## Exercise:
Leave the pictures out. Return all other data exactly.

## Material for this exercise:
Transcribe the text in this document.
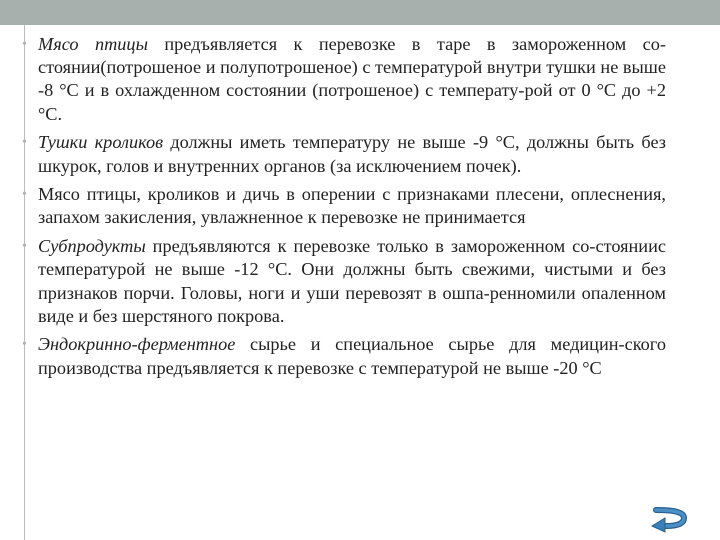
• Мясо птицы предъявляется к перевозке в таре в замороженном со-стоянии(потрошеное и полупотрошеное) с температурой внутри тушки не выше -8 °С и в охлажденном состоянии (потрошеное) с температу-рой от 0 °С до +2 °С.

• Тушки кроликов должны иметь температуру не выше -9 °С, должны быть без шкурок, голов и внутренних органов (за исключением почек).

• Мясо птицы, кроликов и дичь в оперении с признаками плесени, оплеснения, запахом закисления, увлажненное к перевозке не принимается

• Субпродукты предъявляются к перевозке только в замороженном со-стояниис температурой не выше -12 °С. Они должны быть свежими, чистыми и без признаков порчи. Головы, ноги и уши перевозят в ошпа-ренномили опаленном виде и без шерстяного покрова.

• Эндокринно-ферментное сырье и специальное сырье для медицин-ского производства предъявляется к перевозке с температурой не выше -20 °С
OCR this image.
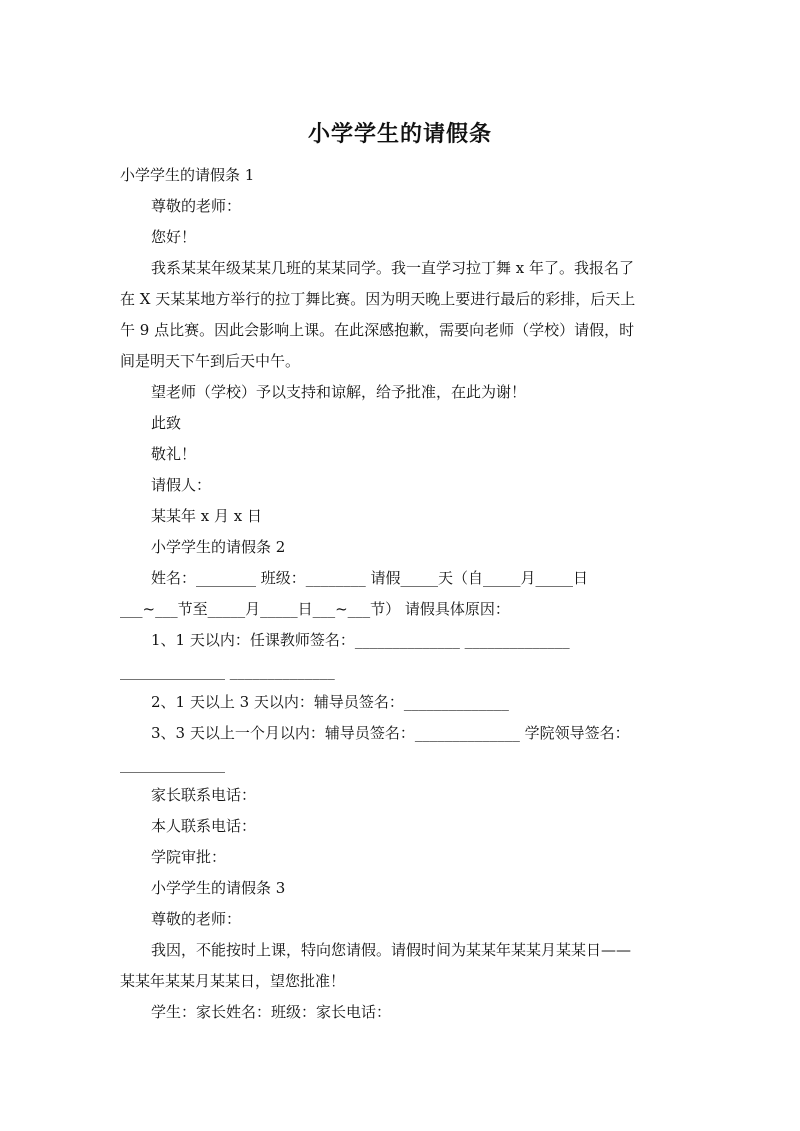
小学学生的请假条
小学学生的请假条 1
尊敬的老师：
您好！
我系某某年级某某几班的某某同学。我一直学习拉丁舞 x 年了。我报名了
在 X 天某某地方举行的拉丁舞比赛。因为明天晚上要进行最后的彩排，后天上
午 9 点比赛。因此会影响上课。在此深感抱歉，需要向老师（学校）请假，时
间是明天下午到后天中午。
望老师（学校）予以支持和谅解，给予批准，在此为谢！
此致
敬礼！
请假人：
某某年 x 月 x 日
小学学生的请假条 2
姓名：________ 班级：________ 请假_____天（自_____月_____日
___~___节至_____月_____日___~___节） 请假具体原因：
1、1 天以内：任课教师签名：______________ ______________
______________ ______________
2、1 天以上 3 天以内：辅导员签名：______________
3、3 天以上一个月以内：辅导员签名：______________ 学院领导签名：
______________
家长联系电话：
本人联系电话：
学院审批：
小学学生的请假条 3
尊敬的老师：
我因，不能按时上课，特向您请假。请假时间为某某年某某月某某日——
某某年某某月某某日，望您批准！
学生：家长姓名：班级：家长电话：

## Exercise result:
Transcribe the text in this document.
• Мясо птицы предъявляется к перевозке в таре в замороженном со-стоянии(потрошеное и полупотрошеное) с температурой внутри тушки не выше -8 °С и в охлажденном состоянии (потрошеное) с температу-рой от 0 °С до +2 °С.

• Тушки кроликов должны иметь температуру не выше -9 °С, должны быть без шкурок, голов и внутренних органов (за исключением почек).

• Мясо птицы, кроликов и дичь в оперении с признаками плесени, оплеснения, запахом закисления, увлажненное к перевозке не принимается

• Субпродукты предъявляются к перевозке только в замороженном со-стояниис температурой не выше -12 °С. Они должны быть свежими, чистыми и без признаков порчи. Головы, ноги и уши перевозят в ошпа-ренномили опаленном виде и без шерстяного покрова.

• Эндокринно-ферментное сырье и специальное сырье для медицин-ского производства предъявляется к перевозке с температурой не выше -20 °С
OCR this image.
小学学生的请假条
小学学生的请假条 1
尊敬的老师：
您好！
我系某某年级某某几班的某某同学。我一直学习拉丁舞 x 年了。我报名了
在 X 天某某地方举行的拉丁舞比赛。因为明天晚上要进行最后的彩排，后天上
午 9 点比赛。因此会影响上课。在此深感抱歉，需要向老师（学校）请假，时
间是明天下午到后天中午。
望老师（学校）予以支持和谅解，给予批准，在此为谢！
此致
敬礼！
请假人：
某某年 x 月 x 日
小学学生的请假条 2
姓名：________ 班级：________ 请假_____天（自_____月_____日
___~___节至_____月_____日___~___节） 请假具体原因：
1、1 天以内：任课教师签名：______________ ______________
______________ ______________
2、1 天以上 3 天以内：辅导员签名：______________
3、3 天以上一个月以内：辅导员签名：______________ 学院领导签名：
______________
家长联系电话：
本人联系电话：
学院审批：
小学学生的请假条 3
尊敬的老师：
我因，不能按时上课，特向您请假。请假时间为某某年某某月某某日——
某某年某某月某某日，望您批准！
学生：家长姓名：班级：家长电话：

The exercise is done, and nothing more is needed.